Зноско-Боровский Е.: Творческий путь Анны Ахматовой

Анна Ахматова: Pro et contra. -
СПб.: РХГИ, 2001. - С. 424-438.

Творческий путь Анны Ахматовой

Громкие "погремушки славы" (ее собственное выражение) Анна Ахматова услышала с момента выхода ее прославленной книги "Четки", в 1914 году, выдержавшей в короткое время четыре издания и завоевавшей автору и широкую популярность, и признание знатоков.

Этой книге предшествовал сборник "Вечер" с фронтисписом Е. Е. Лансере; за нею следовали: "Белая стая" в 1917 г., "Подорожник" в 1921 г. и, наконец, недавний сборник "Anno Domini" 1921, на обложке которого значился: тысяча девятьсот двадцать второй год.

Успех, который выпал на долю "Четок", был необычаен и всеобщ. Пожалуй, только "Нечаянная радость" Блока да бальмонтовские "Горящие здания" встретили такой же прием, но и то, - книга Анны Ахматовой гораздо скорее нашла доступ в самую гущу читательской массы, ничего не потеряв при этом в глазах строгих ценителей. Даже и теперь, перечитывая этот сборник, по-прежнему поддаешься его очарованию, обеспечивающему многим его стихам место во всякой будущей хрестоматии и объясняющему знание их наизусть очень и очень многочисленными поклонниками молодой поэтессы.

Между тем, если начнем анализировать этот сборник Анны Ахматовой - а можно ли рассказать о поэте без такого анализа? - то не сразу станут ясны причины такого успеха: тема его довольно узкая и - пожалуй - избитая, ибо все стихи почти исключительно посвящены одному - любви.

Любовь - главный мотив всякого лирического поэта, наиболее близкий читателю; осуждать за него не приходится, и простая перемена названия книги оправдала бы исключительность его у Анны Ахматовой, ибо подчеркнула бы его умышленность. Один французский поэт назвал свою книжку стихов "Ты и Я"; она разошлась в количестве 150 изданий, и кто вправе искать в ней других тем, кроме заключенных в этом замкнутом круге - Я и Ты?

Дело, конечно, в том, как воспела Анна Ахматова любовь, как разработала избранную тему? В этом "как" и лежит разгадка ее торжества.

И подходя к первой ее книге с этим вопросом, мы сразу же замечаем ее оригинальность и своеобразие, как в формальном отношении, так и во внутреннем содержании, в отражении ее души, полностью высказавшей себя в "Четках".

Анна Ахматова не первая среди русских поэтов своего времени, ставящая себе в своих стихах задачи внешне-изобразительные, на смену "музыки", которой, следуя по лозунгу Верлена, прежде всего добивались в своем творчестве ранние символисты, если вообще позволено пользоваться такими общими характеристиками.

#### Задание 1
Перепишите дословно фрагмент статьи о творческом пути Анны Ахматовой между словами "Анна Ахматова: Pro" и "двадцать второй год.", включая оба.
Статья никак не связана с приведенными далее записями.

#### Исходные данные
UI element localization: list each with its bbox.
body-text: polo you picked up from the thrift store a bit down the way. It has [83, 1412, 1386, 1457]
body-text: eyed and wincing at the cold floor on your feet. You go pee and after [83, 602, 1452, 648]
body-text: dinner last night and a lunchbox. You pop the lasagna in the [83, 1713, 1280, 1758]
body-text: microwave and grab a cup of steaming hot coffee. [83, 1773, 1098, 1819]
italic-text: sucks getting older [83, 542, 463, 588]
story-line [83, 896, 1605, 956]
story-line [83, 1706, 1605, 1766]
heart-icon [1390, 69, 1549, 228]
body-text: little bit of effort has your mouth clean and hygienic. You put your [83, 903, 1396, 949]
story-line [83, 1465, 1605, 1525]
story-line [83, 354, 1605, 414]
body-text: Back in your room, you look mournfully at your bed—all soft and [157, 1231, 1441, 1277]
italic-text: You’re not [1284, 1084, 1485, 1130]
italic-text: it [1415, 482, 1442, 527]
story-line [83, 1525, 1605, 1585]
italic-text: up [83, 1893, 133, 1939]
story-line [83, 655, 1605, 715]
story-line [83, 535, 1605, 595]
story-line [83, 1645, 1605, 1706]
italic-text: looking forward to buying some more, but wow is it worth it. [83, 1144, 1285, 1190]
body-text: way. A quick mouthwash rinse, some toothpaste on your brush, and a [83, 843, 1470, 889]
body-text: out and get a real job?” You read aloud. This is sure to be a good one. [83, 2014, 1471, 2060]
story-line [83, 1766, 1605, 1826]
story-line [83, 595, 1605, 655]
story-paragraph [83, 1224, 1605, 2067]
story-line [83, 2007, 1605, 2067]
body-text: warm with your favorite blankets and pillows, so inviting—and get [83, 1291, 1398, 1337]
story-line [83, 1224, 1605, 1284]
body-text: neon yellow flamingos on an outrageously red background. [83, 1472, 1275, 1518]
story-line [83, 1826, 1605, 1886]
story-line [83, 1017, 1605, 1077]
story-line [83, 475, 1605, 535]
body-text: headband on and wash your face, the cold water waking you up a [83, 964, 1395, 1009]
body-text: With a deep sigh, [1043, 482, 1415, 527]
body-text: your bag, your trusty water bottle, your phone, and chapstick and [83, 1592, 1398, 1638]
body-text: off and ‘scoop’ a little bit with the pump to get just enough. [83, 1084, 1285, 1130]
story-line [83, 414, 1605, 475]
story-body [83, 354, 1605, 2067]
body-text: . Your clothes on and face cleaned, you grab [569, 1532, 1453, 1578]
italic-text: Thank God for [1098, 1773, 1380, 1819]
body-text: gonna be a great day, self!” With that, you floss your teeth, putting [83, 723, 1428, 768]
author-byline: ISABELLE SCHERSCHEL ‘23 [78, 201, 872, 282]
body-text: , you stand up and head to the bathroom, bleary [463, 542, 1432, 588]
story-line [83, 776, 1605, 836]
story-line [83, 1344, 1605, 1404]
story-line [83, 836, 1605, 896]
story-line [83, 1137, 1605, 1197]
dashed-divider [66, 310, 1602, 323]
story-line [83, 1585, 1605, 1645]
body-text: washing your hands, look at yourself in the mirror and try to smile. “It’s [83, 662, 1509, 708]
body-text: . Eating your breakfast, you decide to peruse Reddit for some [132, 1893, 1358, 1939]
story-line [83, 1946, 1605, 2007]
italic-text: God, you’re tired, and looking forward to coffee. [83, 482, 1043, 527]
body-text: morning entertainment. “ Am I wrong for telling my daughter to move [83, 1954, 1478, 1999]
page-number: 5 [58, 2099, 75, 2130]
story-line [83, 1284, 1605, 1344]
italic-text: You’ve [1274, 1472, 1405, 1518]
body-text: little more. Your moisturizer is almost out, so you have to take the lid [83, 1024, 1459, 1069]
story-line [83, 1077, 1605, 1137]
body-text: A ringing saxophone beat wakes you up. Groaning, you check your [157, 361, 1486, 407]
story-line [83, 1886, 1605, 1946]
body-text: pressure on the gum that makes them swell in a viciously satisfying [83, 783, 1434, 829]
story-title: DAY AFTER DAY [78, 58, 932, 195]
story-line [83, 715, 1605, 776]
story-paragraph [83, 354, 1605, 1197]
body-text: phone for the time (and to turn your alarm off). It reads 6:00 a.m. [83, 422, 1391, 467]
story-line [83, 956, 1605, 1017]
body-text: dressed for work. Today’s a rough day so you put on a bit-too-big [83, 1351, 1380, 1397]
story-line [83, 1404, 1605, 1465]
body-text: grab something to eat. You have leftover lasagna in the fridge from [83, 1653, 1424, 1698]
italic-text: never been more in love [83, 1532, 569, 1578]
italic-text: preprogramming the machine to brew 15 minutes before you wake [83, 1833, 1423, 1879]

#### Задание 2
Повторите без изменений строки записей, начиная с самой первой и до строки, содержащей "story-line [83, 1525, 1605, 1585]", включительно.

#### Ожидаемый ответ 1
Анна Ахматова: Pro et contra. -
СПб.: РХГИ, 2001. - С. 424-438.

Творческий путь Анны Ахматовой

Громкие "погремушки славы" (ее собственное выражение) Анна Ахматова услышала с момента выхода ее прославленной книги "Четки", в 1914 году, выдержавшей в короткое время четыре издания и завоевавшей автору и широкую популярность, и признание знатоков.

Этой книге предшествовал сборник "Вечер" с фронтисписом Е. Е. Лансере; за нею следовали: "Белая стая" в 1917 г., "Подорожник" в 1921 г. и, наконец, недавний сборник "Anno Domini" 1921, на обложке которого значился: тысяча девятьсот двадцать второй год.

#### Ожидаемый ответ 2
UI element localization: list each with its bbox.
body-text: polo you picked up from the thrift store a bit down the way. It has [83, 1412, 1386, 1457]
body-text: eyed and wincing at the cold floor on your feet. You go pee and after [83, 602, 1452, 648]
body-text: dinner last night and a lunchbox. You pop the lasagna in the [83, 1713, 1280, 1758]
body-text: microwave and grab a cup of steaming hot coffee. [83, 1773, 1098, 1819]
italic-text: sucks getting older [83, 542, 463, 588]
story-line [83, 896, 1605, 956]
story-line [83, 1706, 1605, 1766]
heart-icon [1390, 69, 1549, 228]
body-text: little bit of effort has your mouth clean and hygienic. You put your [83, 903, 1396, 949]
story-line [83, 1465, 1605, 1525]
story-line [83, 354, 1605, 414]
body-text: Back in your room, you look mournfully at your bed—all soft and [157, 1231, 1441, 1277]
italic-text: You’re not [1284, 1084, 1485, 1130]
italic-text: it [1415, 482, 1442, 527]
story-line [83, 1525, 1605, 1585]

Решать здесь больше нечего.